Sort through the data and copy the lines holding the word "visitatorem".

--- begin Data supplied ---

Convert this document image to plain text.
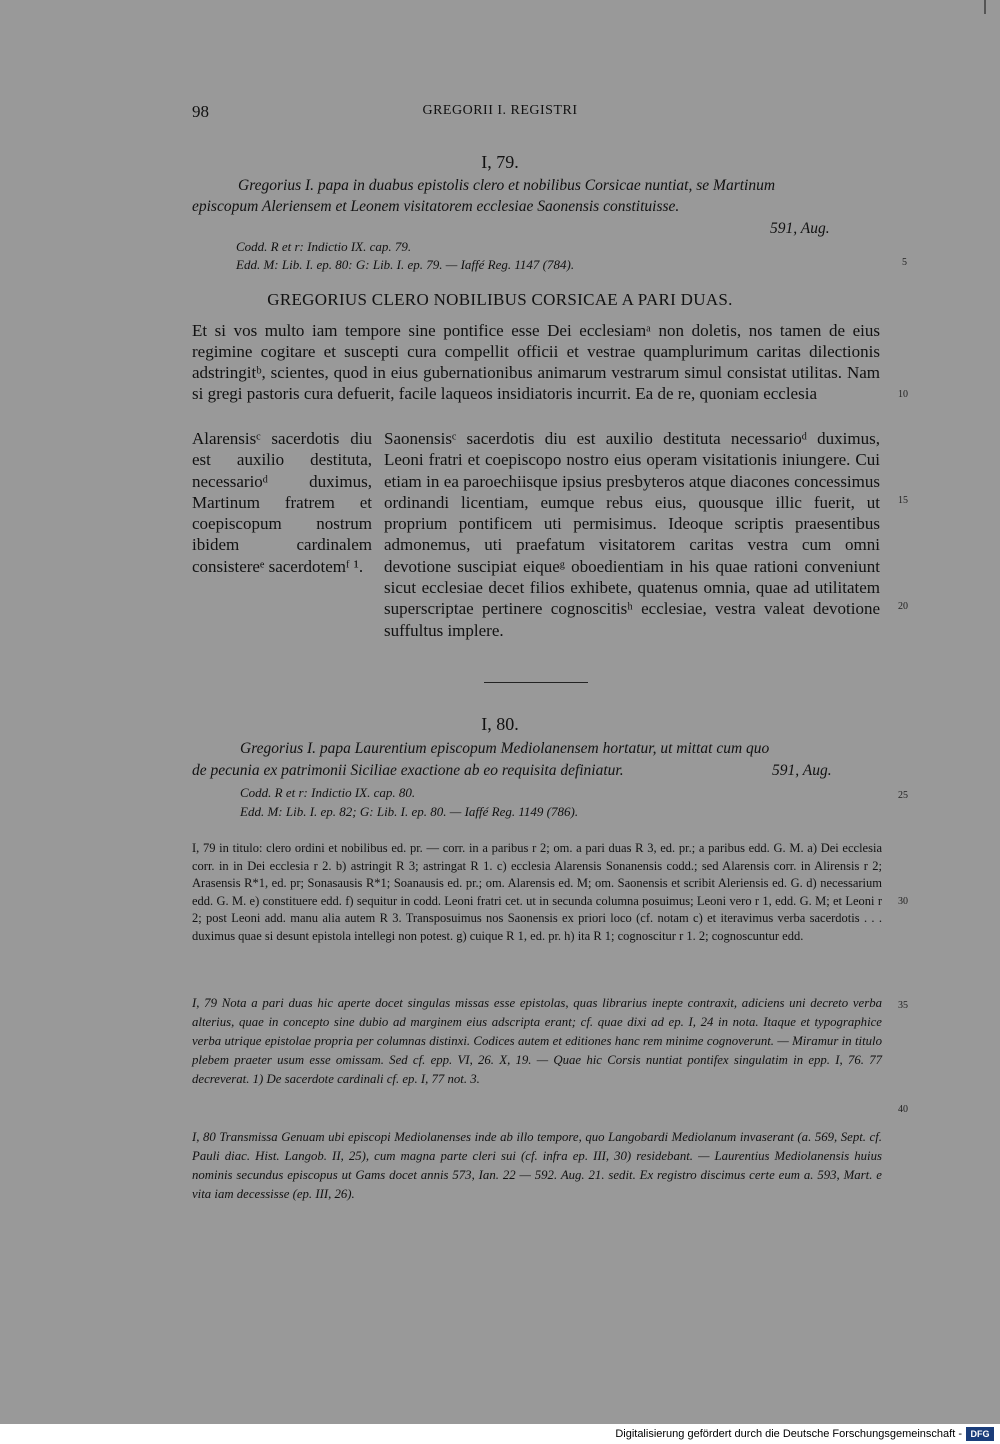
98	GREGORII I. REGISTRI
5
10
15
20
25
30
35
40
I, 79.
Gregorius I. papa in duabus epistolis clero et nobilibus Corsicae nuntiat, se Martinum
episcopum Aleriensem et Leonem visitatorem ecclesiae Saonensis constituisse.
591, Aug.
Codd. R et r: Indictio IX. cap. 79.
Edd. M: Lib. I. ep. 80: G: Lib. I. ep. 79. — Iaffé Reg. 1147 (784).
GREGORIUS CLERO NOBILIBUS CORSICAE A PARI DUAS.

Et si vos multo iam tempore sine pontifice esse Dei ecclesiamᵃ non doletis, nos tamen de eius regimine cogitare et suscepti cura compellit officii et vestrae quamplurimum caritas dilectionis adstringitᵇ, scientes, quod in eius gubernationibus animarum vestrarum simul consistat utilitas. Nam si gregi pastoris cura defuerit, facile laqueos insidiatoris incurrit. Ea de re, quoniam ecclesia

Alarensisᶜ sacerdotis diu est auxilio destituta, necessarioᵈ duximus, Martinum fratrem et coepiscopum nostrum ibidem cardinalem consistereᵉ sacerdotemᶠ ¹.
Saonensisᶜ sacerdotis diu est auxilio destituta necessarioᵈ duximus, Leoni fratri et coepiscopo nostro eius operam visitationis iniungere. Cui etiam in ea paroechiisque ipsius presbyteros atque diacones concessimus ordinandi licentiam, eumque rebus eius, quousque illic fuerit, ut proprium pontificem uti permisimus. Ideoque scriptis praesentibus admonemus, uti praefatum visitatorem caritas vestra cum omni devotione suscipiat eiqueᵍ oboedientiam in his quae rationi conveniunt sicut ecclesiae decet filios exhibete, quatenus omnia, quae ad utilitatem superscriptae pertinere cognoscitisʰ ecclesiae, vestra valeat devotione suffultus implere.
I, 80.
Gregorius I. papa Laurentium episcopum Mediolanensem hortatur, ut mittat cum quo
de pecunia ex patrimonii Siciliae exactione ab eo requisita definiatur.	591, Aug.
Codd. R et r: Indictio IX. cap. 80.
Edd. M: Lib. I. ep. 82; G: Lib. I. ep. 80. — Iaffé Reg. 1149 (786).

I, 79 in titulo: clero ordini et nobilibus ed. pr. — corr. in a paribus r 2; om. a pari duas R 3, ed. pr.; a paribus edd. G. M. a) Dei ecclesia corr. in in Dei ecclesia r 2. b) astringit R 3; astringat R 1. c) ecclesia Alarensis Sonanensis codd.; sed Alarensis corr. in Alirensis r 2; Arasensis R*1, ed. pr; Sonasausis R*1; Soanausis ed. pr.; om. Alarensis ed. M; om. Saonensis et scribit Aleriensis ed. G. d) necessarium edd. G. M. e) constituere edd. f) sequitur in codd. Leoni fratri cet. ut in secunda columna posuimus; Leoni vero r 1, edd. G. M; et Leoni r 2; post Leoni add. manu alia autem R 3. Transposuimus nos Saonensis ex priori loco (cf. notam c) et iteravimus verba sacerdotis . . . duximus quae si desunt epistola intellegi non potest. g) cuique R 1, ed. pr. h) ita R 1; cognoscitur r 1. 2; cognoscuntur edd.

I, 79 Nota a pari duas hic aperte docet singulas missas esse epistolas, quas librarius inepte contraxit, adiciens uni decreto verba alterius, quae in concepto sine dubio ad marginem eius adscripta erant; cf. quae dixi ad ep. I, 24 in nota. Itaque et typographice verba utrique epistolae propria per columnas distinxi. Codices autem et editiones hanc rem minime cognoverunt. — Miramur in titulo plebem praeter usum esse omissam. Sed cf. epp. VI, 26. X, 19. — Quae hic Corsis nuntiat pontifex singulatim in epp. I, 76. 77 decreverat. 1) De sacerdote cardinali cf. ep. I, 77 not. 3.

I, 80 Transmissa Genuam ubi episcopi Mediolanenses inde ab illo tempore, quo Langobardi Mediolanum invaserant (a. 569, Sept. cf. Pauli diac. Hist. Langob. II, 25), cum magna parte cleri sui (cf. infra ep. III, 30) residebant. — Laurentius Mediolanensis huius nominis secundus episcopus ut Gams docet annis 573, Ian. 22 — 592. Aug. 21. sedit. Ex registro discimus certe eum a. 593, Mart. e vita iam decessisse (ep. III, 26).

Digitalisierung gefördert durch die Deutsche Forschungsgemeinschaft - DFG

--- end Data supplied ---

• **Exercise output**
episcopum Aleriensem et Leonem visitatorem ecclesiae Saonensis constituisse.
Saonensisᶜ sacerdotis diu est auxilio destituta necessarioᵈ duximus, Leoni fratri et coepiscopo nostro eius operam visitationis iniungere. Cui etiam in ea paroechiisque ipsius presbyteros atque diacones concessimus ordinandi licentiam, eumque rebus eius, quousque illic fuerit, ut proprium pontificem uti permisimus. Ideoque scriptis praesentibus admonemus, uti praefatum visitatorem caritas vestra cum omni devotione suscipiat eiqueᵍ oboedientiam in his quae rationi conveniunt sicut ecclesiae decet filios exhibete, quatenus omnia, quae ad utilitatem superscriptae pertinere cognoscitisʰ ecclesiae, vestra valeat devotione suffultus implere.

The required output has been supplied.